◆ Brief: Look through the material below, count the lines containing the word "乙种原料", and state only the count.

◆ Rows:

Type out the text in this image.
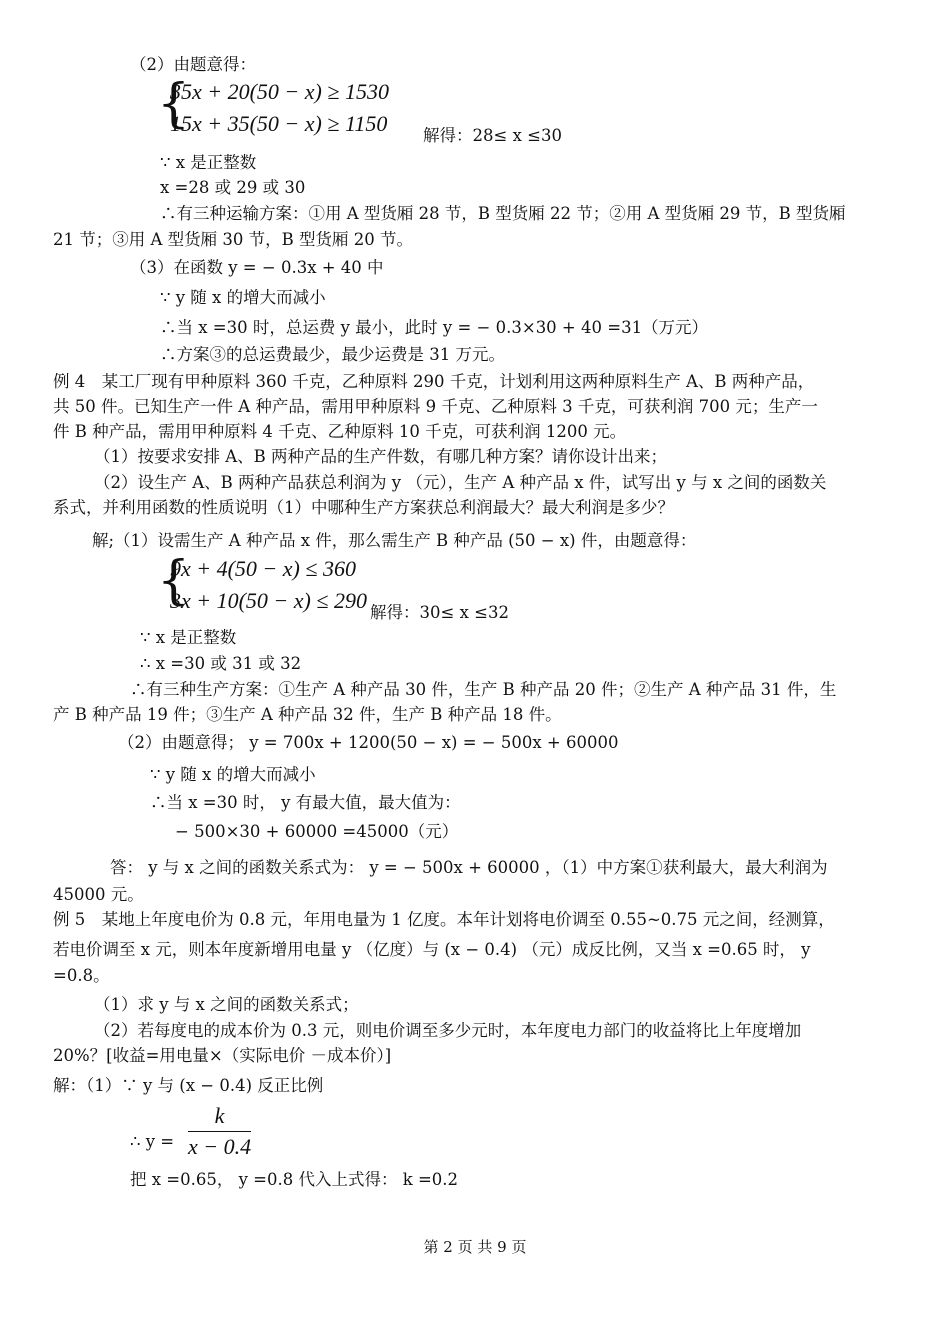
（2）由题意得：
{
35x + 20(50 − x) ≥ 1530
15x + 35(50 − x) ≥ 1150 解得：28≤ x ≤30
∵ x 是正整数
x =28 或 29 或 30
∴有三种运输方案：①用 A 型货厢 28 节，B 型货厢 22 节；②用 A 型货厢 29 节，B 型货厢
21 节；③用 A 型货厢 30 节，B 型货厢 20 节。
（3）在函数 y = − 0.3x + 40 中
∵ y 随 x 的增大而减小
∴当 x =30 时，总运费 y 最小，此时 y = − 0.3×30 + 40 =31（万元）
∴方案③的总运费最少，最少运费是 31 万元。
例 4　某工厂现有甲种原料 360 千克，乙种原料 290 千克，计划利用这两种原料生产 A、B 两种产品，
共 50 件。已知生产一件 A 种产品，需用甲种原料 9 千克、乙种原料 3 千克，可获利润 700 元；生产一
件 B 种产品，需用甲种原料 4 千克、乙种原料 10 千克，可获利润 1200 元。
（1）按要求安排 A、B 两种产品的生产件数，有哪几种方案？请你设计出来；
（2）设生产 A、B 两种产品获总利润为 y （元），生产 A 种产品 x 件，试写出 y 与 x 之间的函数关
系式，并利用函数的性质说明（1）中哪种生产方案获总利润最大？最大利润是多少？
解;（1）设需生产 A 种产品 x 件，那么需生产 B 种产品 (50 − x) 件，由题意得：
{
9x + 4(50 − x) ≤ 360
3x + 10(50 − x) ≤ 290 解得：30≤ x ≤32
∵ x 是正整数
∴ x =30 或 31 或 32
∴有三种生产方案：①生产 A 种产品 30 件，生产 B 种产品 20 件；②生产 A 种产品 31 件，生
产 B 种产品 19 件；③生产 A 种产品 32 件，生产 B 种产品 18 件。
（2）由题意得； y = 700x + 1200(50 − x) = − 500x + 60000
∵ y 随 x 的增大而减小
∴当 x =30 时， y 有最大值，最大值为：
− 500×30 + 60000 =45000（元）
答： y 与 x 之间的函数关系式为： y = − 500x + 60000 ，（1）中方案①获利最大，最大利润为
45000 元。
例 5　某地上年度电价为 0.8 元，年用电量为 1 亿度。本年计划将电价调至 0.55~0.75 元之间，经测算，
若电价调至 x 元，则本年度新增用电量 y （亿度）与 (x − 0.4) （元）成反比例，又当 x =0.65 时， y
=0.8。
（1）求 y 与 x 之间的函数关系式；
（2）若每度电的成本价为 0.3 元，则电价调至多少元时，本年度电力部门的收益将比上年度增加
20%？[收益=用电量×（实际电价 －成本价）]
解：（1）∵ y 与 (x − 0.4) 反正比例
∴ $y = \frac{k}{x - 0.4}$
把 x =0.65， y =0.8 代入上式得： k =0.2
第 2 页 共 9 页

◆ Reply: 3